Report the count of lines that carry the string "mean", and add nothing.
....
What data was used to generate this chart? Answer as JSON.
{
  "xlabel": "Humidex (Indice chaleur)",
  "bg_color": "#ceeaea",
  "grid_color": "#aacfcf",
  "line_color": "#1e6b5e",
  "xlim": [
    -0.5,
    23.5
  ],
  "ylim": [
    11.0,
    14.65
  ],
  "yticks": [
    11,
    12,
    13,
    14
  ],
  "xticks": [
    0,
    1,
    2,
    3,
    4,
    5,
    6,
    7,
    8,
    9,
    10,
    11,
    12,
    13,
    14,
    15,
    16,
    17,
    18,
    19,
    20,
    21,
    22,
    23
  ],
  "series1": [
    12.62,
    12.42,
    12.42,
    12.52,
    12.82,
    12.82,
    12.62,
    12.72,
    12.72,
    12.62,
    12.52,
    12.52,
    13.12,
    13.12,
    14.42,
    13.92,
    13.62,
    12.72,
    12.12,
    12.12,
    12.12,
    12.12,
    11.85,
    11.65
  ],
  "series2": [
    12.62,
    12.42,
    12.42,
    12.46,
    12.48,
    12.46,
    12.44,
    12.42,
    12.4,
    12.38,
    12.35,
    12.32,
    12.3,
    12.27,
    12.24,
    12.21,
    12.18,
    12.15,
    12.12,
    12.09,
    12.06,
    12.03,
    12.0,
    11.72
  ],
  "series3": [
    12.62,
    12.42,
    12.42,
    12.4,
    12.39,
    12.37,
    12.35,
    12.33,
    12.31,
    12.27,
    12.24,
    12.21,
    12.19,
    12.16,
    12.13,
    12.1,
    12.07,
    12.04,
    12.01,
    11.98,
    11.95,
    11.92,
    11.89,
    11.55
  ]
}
....
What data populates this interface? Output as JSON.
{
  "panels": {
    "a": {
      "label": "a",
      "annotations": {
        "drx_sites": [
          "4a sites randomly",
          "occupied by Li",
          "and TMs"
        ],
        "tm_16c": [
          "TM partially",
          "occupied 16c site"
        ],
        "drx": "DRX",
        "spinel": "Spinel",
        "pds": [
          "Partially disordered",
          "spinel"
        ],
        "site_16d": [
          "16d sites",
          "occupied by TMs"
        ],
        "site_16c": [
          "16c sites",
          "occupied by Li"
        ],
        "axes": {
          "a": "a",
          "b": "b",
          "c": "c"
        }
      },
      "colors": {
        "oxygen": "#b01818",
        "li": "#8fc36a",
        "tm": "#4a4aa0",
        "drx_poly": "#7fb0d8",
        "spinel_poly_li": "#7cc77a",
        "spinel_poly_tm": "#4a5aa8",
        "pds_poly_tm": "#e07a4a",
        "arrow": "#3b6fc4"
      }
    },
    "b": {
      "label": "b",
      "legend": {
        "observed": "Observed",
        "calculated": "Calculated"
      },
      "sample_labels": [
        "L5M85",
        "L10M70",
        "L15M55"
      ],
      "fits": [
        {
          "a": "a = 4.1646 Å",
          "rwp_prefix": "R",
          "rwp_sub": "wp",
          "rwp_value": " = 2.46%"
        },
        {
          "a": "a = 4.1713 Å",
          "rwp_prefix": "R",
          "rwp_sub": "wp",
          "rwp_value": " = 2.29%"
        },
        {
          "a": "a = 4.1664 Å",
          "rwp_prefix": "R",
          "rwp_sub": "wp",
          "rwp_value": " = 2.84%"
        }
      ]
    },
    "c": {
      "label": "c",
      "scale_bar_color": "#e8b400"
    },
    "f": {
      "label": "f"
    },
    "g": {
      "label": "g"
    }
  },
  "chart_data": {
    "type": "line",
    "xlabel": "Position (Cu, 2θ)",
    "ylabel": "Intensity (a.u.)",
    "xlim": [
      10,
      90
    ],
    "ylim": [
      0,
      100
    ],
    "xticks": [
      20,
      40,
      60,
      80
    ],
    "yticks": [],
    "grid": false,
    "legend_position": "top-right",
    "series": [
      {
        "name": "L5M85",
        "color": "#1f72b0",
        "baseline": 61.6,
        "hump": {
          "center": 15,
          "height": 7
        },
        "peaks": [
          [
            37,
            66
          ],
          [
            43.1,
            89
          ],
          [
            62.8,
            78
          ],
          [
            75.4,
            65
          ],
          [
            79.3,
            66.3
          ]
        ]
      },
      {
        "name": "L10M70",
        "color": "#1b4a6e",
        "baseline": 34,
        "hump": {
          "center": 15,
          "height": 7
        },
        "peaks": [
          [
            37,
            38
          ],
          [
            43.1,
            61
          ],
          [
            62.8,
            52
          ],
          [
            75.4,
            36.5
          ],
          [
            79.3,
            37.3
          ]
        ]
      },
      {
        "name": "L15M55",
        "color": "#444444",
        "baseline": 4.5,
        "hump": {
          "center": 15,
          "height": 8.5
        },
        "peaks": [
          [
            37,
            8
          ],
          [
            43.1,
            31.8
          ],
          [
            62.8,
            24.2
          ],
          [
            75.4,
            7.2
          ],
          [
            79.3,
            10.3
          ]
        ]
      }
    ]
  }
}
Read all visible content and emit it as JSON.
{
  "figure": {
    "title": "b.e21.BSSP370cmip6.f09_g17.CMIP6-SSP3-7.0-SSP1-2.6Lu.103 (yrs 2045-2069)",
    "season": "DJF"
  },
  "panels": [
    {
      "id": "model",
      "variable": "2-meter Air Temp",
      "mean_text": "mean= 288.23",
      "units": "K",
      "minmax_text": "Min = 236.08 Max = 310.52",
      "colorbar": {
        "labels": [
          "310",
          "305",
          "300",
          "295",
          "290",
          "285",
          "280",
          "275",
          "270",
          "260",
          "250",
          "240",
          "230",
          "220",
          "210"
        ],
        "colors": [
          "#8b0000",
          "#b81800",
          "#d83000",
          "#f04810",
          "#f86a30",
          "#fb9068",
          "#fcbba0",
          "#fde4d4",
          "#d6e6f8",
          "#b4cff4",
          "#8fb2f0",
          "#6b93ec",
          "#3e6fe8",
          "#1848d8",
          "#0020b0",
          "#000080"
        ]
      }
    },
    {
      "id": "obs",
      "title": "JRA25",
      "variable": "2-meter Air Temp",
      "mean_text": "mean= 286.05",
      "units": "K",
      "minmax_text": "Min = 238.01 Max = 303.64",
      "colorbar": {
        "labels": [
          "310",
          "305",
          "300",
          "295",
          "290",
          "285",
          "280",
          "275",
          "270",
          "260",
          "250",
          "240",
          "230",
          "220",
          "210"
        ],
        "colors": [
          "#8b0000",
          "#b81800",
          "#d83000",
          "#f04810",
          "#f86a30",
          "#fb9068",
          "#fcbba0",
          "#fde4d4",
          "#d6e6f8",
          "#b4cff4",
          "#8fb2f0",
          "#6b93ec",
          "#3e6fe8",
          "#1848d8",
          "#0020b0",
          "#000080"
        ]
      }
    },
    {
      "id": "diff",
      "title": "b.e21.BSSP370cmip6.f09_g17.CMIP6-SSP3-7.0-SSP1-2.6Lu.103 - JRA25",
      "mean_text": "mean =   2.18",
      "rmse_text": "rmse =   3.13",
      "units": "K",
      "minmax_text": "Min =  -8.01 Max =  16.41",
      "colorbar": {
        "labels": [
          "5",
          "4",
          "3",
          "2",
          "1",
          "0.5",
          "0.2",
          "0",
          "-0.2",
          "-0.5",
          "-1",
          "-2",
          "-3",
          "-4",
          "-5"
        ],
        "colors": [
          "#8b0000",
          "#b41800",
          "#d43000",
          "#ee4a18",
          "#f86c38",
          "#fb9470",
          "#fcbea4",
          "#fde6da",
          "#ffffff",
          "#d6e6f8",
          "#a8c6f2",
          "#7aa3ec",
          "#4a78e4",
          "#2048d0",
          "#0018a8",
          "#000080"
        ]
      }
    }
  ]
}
....
Task result ▸ 3